WORK REQUIRED — Reproduce each record exactly.

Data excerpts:

· · · ·

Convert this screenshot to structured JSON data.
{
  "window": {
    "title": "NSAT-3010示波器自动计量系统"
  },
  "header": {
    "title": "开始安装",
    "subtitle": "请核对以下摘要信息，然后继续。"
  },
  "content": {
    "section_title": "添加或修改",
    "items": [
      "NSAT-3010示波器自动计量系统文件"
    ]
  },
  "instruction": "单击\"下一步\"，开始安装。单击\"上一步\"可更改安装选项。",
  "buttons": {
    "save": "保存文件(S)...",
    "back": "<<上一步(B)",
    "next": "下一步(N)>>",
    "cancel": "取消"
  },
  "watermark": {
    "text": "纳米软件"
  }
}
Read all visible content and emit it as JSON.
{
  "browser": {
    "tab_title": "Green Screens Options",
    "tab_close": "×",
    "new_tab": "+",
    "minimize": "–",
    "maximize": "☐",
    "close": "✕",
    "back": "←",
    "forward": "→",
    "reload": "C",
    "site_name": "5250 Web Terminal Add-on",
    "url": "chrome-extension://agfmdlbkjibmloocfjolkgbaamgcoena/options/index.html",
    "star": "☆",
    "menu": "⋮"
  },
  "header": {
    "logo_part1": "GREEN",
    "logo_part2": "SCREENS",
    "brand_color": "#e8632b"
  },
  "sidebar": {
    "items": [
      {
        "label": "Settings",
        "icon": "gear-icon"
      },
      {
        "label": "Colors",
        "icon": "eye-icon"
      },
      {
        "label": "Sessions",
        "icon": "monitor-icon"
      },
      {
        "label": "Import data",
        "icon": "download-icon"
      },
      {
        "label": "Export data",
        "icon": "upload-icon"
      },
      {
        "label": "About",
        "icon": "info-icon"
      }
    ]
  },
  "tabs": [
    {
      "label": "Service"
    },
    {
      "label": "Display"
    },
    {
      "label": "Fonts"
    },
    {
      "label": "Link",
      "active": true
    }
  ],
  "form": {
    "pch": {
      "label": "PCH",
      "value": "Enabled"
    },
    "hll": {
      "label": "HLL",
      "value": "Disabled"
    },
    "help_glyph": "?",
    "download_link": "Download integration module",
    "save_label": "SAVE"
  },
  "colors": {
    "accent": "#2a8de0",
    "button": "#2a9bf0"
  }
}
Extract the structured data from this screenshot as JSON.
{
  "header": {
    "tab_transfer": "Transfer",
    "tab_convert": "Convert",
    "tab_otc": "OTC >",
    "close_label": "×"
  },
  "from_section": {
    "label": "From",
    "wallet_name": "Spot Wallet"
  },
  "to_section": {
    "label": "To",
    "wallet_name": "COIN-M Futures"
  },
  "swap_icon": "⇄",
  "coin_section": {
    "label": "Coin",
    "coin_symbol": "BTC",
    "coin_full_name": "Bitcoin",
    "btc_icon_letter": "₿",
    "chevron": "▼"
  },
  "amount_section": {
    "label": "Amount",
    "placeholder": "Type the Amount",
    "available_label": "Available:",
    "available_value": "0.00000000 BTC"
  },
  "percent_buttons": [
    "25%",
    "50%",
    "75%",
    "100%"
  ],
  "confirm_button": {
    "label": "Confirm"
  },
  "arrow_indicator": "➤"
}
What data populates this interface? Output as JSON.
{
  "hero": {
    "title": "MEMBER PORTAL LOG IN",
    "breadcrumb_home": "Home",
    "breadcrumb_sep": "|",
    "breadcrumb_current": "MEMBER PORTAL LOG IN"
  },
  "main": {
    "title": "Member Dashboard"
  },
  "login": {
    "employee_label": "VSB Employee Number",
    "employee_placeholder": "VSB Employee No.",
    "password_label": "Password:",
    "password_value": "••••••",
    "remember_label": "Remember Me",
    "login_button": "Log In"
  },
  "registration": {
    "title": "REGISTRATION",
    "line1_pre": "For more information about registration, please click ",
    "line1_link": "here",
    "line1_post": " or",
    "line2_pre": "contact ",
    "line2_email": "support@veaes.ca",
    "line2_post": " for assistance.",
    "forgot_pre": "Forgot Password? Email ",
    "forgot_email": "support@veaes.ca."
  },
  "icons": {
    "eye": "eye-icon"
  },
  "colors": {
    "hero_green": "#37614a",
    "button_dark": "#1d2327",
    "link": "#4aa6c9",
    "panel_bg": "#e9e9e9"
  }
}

· · · ·

FINISHED ANSWER —
Convert this screenshot to structured JSON data.
{
  "window": {
    "title": "NSAT-3010示波器自动计量系统"
  },
  "header": {
    "title": "开始安装",
    "subtitle": "请核对以下摘要信息，然后继续。"
  },
  "content": {
    "section_title": "添加或修改",
    "items": [
      "NSAT-3010示波器自动计量系统文件"
    ]
  },
  "instruction": "单击\"下一步\"，开始安装。单击\"上一步\"可更改安装选项。",
  "buttons": {
    "save": "保存文件(S)...",
    "back": "<<上一步(B)",
    "next": "下一步(N)>>",
    "cancel": "取消"
  },
  "watermark": {
    "text": "纳米软件"
  }
}
Read all visible content and emit it as JSON.
{
  "browser": {
    "tab_title": "Green Screens Options",
    "tab_close": "×",
    "new_tab": "+",
    "minimize": "–",
    "maximize": "☐",
    "close": "✕",
    "back": "←",
    "forward": "→",
    "reload": "C",
    "site_name": "5250 Web Terminal Add-on",
    "url": "chrome-extension://agfmdlbkjibmloocfjolkgbaamgcoena/options/index.html",
    "star": "☆",
    "menu": "⋮"
  },
  "header": {
    "logo_part1": "GREEN",
    "logo_part2": "SCREENS",
    "brand_color": "#e8632b"
  },
  "sidebar": {
    "items": [
      {
        "label": "Settings",
        "icon": "gear-icon"
      },
      {
        "label": "Colors",
        "icon": "eye-icon"
      },
      {
        "label": "Sessions",
        "icon": "monitor-icon"
      },
      {
        "label": "Import data",
        "icon": "download-icon"
      },
      {
        "label": "Export data",
        "icon": "upload-icon"
      },
      {
        "label": "About",
        "icon": "info-icon"
      }
    ]
  },
  "tabs": [
    {
      "label": "Service"
    },
    {
      "label": "Display"
    },
    {
      "label": "Fonts"
    },
    {
      "label": "Link",
      "active": true
    }
  ],
  "form": {
    "pch": {
      "label": "PCH",
      "value": "Enabled"
    },
    "hll": {
      "label": "HLL",
      "value": "Disabled"
    },
    "help_glyph": "?",
    "download_link": "Download integration module",
    "save_label": "SAVE"
  },
  "colors": {
    "accent": "#2a8de0",
    "button": "#2a9bf0"
  }
}
Extract the structured data from this screenshot as JSON.
{
  "header": {
    "tab_transfer": "Transfer",
    "tab_convert": "Convert",
    "tab_otc": "OTC >",
    "close_label": "×"
  },
  "from_section": {
    "label": "From",
    "wallet_name": "Spot Wallet"
  },
  "to_section": {
    "label": "To",
    "wallet_name": "COIN-M Futures"
  },
  "swap_icon": "⇄",
  "coin_section": {
    "label": "Coin",
    "coin_symbol": "BTC",
    "coin_full_name": "Bitcoin",
    "btc_icon_letter": "₿",
    "chevron": "▼"
  },
  "amount_section": {
    "label": "Amount",
    "placeholder": "Type the Amount",
    "available_label": "Available:",
    "available_value": "0.00000000 BTC"
  },
  "percent_buttons": [
    "25%",
    "50%",
    "75%",
    "100%"
  ],
  "confirm_button": {
    "label": "Confirm"
  },
  "arrow_indicator": "➤"
}
What data populates this interface? Output as JSON.
{
  "hero": {
    "title": "MEMBER PORTAL LOG IN",
    "breadcrumb_home": "Home",
    "breadcrumb_sep": "|",
    "breadcrumb_current": "MEMBER PORTAL LOG IN"
  },
  "main": {
    "title": "Member Dashboard"
  },
  "login": {
    "employee_label": "VSB Employee Number",
    "employee_placeholder": "VSB Employee No.",
    "password_label": "Password:",
    "password_value": "••••••",
    "remember_label": "Remember Me",
    "login_button": "Log In"
  },
  "registration": {
    "title": "REGISTRATION",
    "line1_pre": "For more information about registration, please click ",
    "line1_link": "here",
    "line1_post": " or",
    "line2_pre": "contact ",
    "line2_email": "support@veaes.ca",
    "line2_post": " for assistance.",
    "forgot_pre": "Forgot Password? Email ",
    "forgot_email": "support@veaes.ca."
  },
  "icons": {
    "eye": "eye-icon"
  },
  "colors": {
    "hero_green": "#37614a",
    "button_dark": "#1d2327",
    "link": "#4aa6c9",
    "panel_bg": "#e9e9e9"
  }
}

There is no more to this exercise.